▶ **Exercise requirements**
Reproduce every one of the following lines without any changes.

begin Data extract

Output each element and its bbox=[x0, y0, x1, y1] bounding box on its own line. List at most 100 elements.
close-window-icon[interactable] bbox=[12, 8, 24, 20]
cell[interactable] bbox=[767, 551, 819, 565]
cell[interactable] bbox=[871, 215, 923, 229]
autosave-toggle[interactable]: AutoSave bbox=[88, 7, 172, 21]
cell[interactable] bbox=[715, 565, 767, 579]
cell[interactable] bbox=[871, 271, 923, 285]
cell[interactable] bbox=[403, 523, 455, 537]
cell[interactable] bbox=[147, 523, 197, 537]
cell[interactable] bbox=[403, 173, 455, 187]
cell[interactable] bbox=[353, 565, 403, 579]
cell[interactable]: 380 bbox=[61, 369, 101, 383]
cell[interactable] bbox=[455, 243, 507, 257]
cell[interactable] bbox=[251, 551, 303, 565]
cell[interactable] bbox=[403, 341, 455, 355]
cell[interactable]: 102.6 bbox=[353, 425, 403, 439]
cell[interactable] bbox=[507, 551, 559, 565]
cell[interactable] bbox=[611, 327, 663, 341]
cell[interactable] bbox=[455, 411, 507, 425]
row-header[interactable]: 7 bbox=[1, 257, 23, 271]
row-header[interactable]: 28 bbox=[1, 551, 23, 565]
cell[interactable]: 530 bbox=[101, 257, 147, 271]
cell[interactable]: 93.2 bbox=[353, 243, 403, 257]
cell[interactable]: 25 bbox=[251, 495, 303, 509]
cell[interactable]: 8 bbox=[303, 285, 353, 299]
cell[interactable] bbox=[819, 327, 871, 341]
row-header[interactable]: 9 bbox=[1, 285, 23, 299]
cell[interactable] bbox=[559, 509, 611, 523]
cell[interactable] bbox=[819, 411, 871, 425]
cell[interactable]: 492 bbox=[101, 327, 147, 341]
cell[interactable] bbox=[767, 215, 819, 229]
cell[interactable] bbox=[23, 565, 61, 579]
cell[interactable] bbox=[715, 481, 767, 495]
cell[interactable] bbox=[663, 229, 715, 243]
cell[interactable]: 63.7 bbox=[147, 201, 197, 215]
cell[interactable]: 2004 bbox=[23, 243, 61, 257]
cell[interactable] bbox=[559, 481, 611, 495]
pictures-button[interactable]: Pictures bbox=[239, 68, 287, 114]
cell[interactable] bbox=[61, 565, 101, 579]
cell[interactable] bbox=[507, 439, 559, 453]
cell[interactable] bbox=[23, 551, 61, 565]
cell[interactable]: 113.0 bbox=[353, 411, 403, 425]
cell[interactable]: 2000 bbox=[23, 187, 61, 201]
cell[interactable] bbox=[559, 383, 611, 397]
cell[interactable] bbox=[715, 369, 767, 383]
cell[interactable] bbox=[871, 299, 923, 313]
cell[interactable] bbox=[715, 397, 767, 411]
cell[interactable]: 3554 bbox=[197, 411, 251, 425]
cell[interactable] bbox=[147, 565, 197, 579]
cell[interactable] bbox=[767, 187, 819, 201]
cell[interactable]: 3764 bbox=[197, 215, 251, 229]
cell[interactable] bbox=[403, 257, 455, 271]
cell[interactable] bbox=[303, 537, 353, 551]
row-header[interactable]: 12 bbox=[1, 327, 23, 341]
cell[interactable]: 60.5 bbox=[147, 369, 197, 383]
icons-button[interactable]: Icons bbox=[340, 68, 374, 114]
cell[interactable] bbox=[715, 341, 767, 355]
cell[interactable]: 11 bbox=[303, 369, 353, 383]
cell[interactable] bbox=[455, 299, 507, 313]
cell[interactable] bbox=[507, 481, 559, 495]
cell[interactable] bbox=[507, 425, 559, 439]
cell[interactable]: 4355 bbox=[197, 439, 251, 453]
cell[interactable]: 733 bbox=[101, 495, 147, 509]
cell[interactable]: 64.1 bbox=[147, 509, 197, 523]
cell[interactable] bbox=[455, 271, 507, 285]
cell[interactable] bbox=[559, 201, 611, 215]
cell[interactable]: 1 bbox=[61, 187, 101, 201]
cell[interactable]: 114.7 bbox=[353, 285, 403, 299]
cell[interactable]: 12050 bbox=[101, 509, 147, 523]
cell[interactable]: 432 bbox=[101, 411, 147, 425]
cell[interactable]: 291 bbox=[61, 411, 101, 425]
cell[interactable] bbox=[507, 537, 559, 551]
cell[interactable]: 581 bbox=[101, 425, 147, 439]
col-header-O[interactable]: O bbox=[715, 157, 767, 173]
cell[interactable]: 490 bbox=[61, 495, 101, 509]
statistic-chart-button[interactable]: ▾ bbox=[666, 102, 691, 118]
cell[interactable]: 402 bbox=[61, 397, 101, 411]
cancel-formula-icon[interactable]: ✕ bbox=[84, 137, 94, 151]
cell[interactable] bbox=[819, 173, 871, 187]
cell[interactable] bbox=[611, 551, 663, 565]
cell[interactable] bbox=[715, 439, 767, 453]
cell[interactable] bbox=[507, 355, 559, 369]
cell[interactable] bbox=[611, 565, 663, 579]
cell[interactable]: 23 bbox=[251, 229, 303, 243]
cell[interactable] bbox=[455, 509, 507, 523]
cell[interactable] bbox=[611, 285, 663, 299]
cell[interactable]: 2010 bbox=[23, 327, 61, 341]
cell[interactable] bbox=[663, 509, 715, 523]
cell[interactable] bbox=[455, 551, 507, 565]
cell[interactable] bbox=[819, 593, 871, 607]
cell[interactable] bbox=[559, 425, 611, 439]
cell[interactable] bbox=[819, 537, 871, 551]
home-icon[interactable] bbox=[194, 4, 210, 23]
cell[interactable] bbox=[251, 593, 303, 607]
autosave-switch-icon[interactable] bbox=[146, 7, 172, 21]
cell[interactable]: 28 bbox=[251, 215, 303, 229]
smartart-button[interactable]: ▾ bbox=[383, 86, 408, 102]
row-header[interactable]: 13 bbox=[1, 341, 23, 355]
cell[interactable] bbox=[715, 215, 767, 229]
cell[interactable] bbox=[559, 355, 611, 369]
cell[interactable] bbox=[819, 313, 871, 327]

end Data extract

▶ **Response to this exercise**
Output each element and its bbox=[x0, y0, x1, y1] bounding box on its own line. List at most 100 elements.
close-window-icon[interactable] bbox=[12, 8, 24, 20]
cell[interactable] bbox=[767, 551, 819, 565]
cell[interactable] bbox=[871, 215, 923, 229]
autosave-toggle[interactable]: AutoSave bbox=[88, 7, 172, 21]
cell[interactable] bbox=[715, 565, 767, 579]
cell[interactable] bbox=[871, 271, 923, 285]
cell[interactable] bbox=[403, 523, 455, 537]
cell[interactable] bbox=[147, 523, 197, 537]
cell[interactable] bbox=[403, 173, 455, 187]
cell[interactable] bbox=[353, 565, 403, 579]
cell[interactable]: 380 bbox=[61, 369, 101, 383]
cell[interactable] bbox=[455, 243, 507, 257]
cell[interactable] bbox=[251, 551, 303, 565]
cell[interactable] bbox=[403, 341, 455, 355]
cell[interactable]: 102.6 bbox=[353, 425, 403, 439]
cell[interactable] bbox=[507, 551, 559, 565]
cell[interactable] bbox=[611, 327, 663, 341]
cell[interactable] bbox=[455, 411, 507, 425]
row-header[interactable]: 7 bbox=[1, 257, 23, 271]
row-header[interactable]: 28 bbox=[1, 551, 23, 565]
cell[interactable]: 530 bbox=[101, 257, 147, 271]
cell[interactable]: 93.2 bbox=[353, 243, 403, 257]
cell[interactable]: 25 bbox=[251, 495, 303, 509]
cell[interactable]: 8 bbox=[303, 285, 353, 299]
cell[interactable] bbox=[819, 327, 871, 341]
row-header[interactable]: 9 bbox=[1, 285, 23, 299]
cell[interactable] bbox=[559, 509, 611, 523]
cell[interactable] bbox=[819, 411, 871, 425]
cell[interactable]: 492 bbox=[101, 327, 147, 341]
cell[interactable] bbox=[767, 215, 819, 229]
cell[interactable] bbox=[23, 565, 61, 579]
cell[interactable] bbox=[715, 481, 767, 495]
cell[interactable] bbox=[663, 229, 715, 243]
cell[interactable]: 63.7 bbox=[147, 201, 197, 215]
cell[interactable]: 2004 bbox=[23, 243, 61, 257]
cell[interactable] bbox=[559, 481, 611, 495]
pictures-button[interactable]: Pictures bbox=[239, 68, 287, 114]
cell[interactable] bbox=[61, 565, 101, 579]
cell[interactable] bbox=[507, 439, 559, 453]
cell[interactable] bbox=[23, 551, 61, 565]
cell[interactable]: 113.0 bbox=[353, 411, 403, 425]
cell[interactable]: 2000 bbox=[23, 187, 61, 201]
cell[interactable] bbox=[559, 383, 611, 397]
cell[interactable] bbox=[715, 369, 767, 383]
cell[interactable] bbox=[871, 299, 923, 313]
cell[interactable] bbox=[715, 397, 767, 411]
cell[interactable]: 3554 bbox=[197, 411, 251, 425]
cell[interactable] bbox=[147, 565, 197, 579]
cell[interactable] bbox=[767, 187, 819, 201]
cell[interactable]: 3764 bbox=[197, 215, 251, 229]
cell[interactable] bbox=[403, 257, 455, 271]
cell[interactable] bbox=[303, 537, 353, 551]
row-header[interactable]: 12 bbox=[1, 327, 23, 341]
cell[interactable]: 60.5 bbox=[147, 369, 197, 383]
icons-button[interactable]: Icons bbox=[340, 68, 374, 114]
cell[interactable] bbox=[715, 341, 767, 355]
cell[interactable]: 11 bbox=[303, 369, 353, 383]
cell[interactable] bbox=[455, 299, 507, 313]
cell[interactable] bbox=[507, 481, 559, 495]
cell[interactable] bbox=[507, 425, 559, 439]
cell[interactable]: 4355 bbox=[197, 439, 251, 453]
cell[interactable]: 733 bbox=[101, 495, 147, 509]
cell[interactable]: 64.1 bbox=[147, 509, 197, 523]
cell[interactable] bbox=[455, 271, 507, 285]
cell[interactable] bbox=[559, 201, 611, 215]
cell[interactable]: 1 bbox=[61, 187, 101, 201]
cell[interactable]: 114.7 bbox=[353, 285, 403, 299]
cell[interactable]: 12050 bbox=[101, 509, 147, 523]
cell[interactable]: 432 bbox=[101, 411, 147, 425]
cell[interactable]: 291 bbox=[61, 411, 101, 425]
cell[interactable] bbox=[507, 537, 559, 551]
cell[interactable]: 581 bbox=[101, 425, 147, 439]
col-header-O[interactable]: O bbox=[715, 157, 767, 173]
cell[interactable]: 490 bbox=[61, 495, 101, 509]
statistic-chart-button[interactable]: ▾ bbox=[666, 102, 691, 118]
cell[interactable]: 402 bbox=[61, 397, 101, 411]
cancel-formula-icon[interactable]: ✕ bbox=[84, 137, 94, 151]
cell[interactable] bbox=[819, 173, 871, 187]
cell[interactable] bbox=[611, 551, 663, 565]
cell[interactable] bbox=[715, 439, 767, 453]
cell[interactable] bbox=[507, 355, 559, 369]
cell[interactable] bbox=[611, 565, 663, 579]
cell[interactable]: 23 bbox=[251, 229, 303, 243]
cell[interactable] bbox=[455, 509, 507, 523]
cell[interactable] bbox=[611, 285, 663, 299]
cell[interactable]: 2010 bbox=[23, 327, 61, 341]
cell[interactable] bbox=[663, 509, 715, 523]
cell[interactable] bbox=[455, 551, 507, 565]
cell[interactable] bbox=[819, 593, 871, 607]
cell[interactable] bbox=[559, 425, 611, 439]
cell[interactable] bbox=[819, 537, 871, 551]
home-icon[interactable] bbox=[194, 4, 210, 23]
cell[interactable] bbox=[251, 593, 303, 607]
autosave-switch-icon[interactable] bbox=[146, 7, 172, 21]
cell[interactable]: 28 bbox=[251, 215, 303, 229]
smartart-button[interactable]: ▾ bbox=[383, 86, 408, 102]
row-header[interactable]: 13 bbox=[1, 341, 23, 355]
cell[interactable] bbox=[715, 215, 767, 229]
cell[interactable] bbox=[559, 355, 611, 369]
cell[interactable] bbox=[819, 313, 871, 327]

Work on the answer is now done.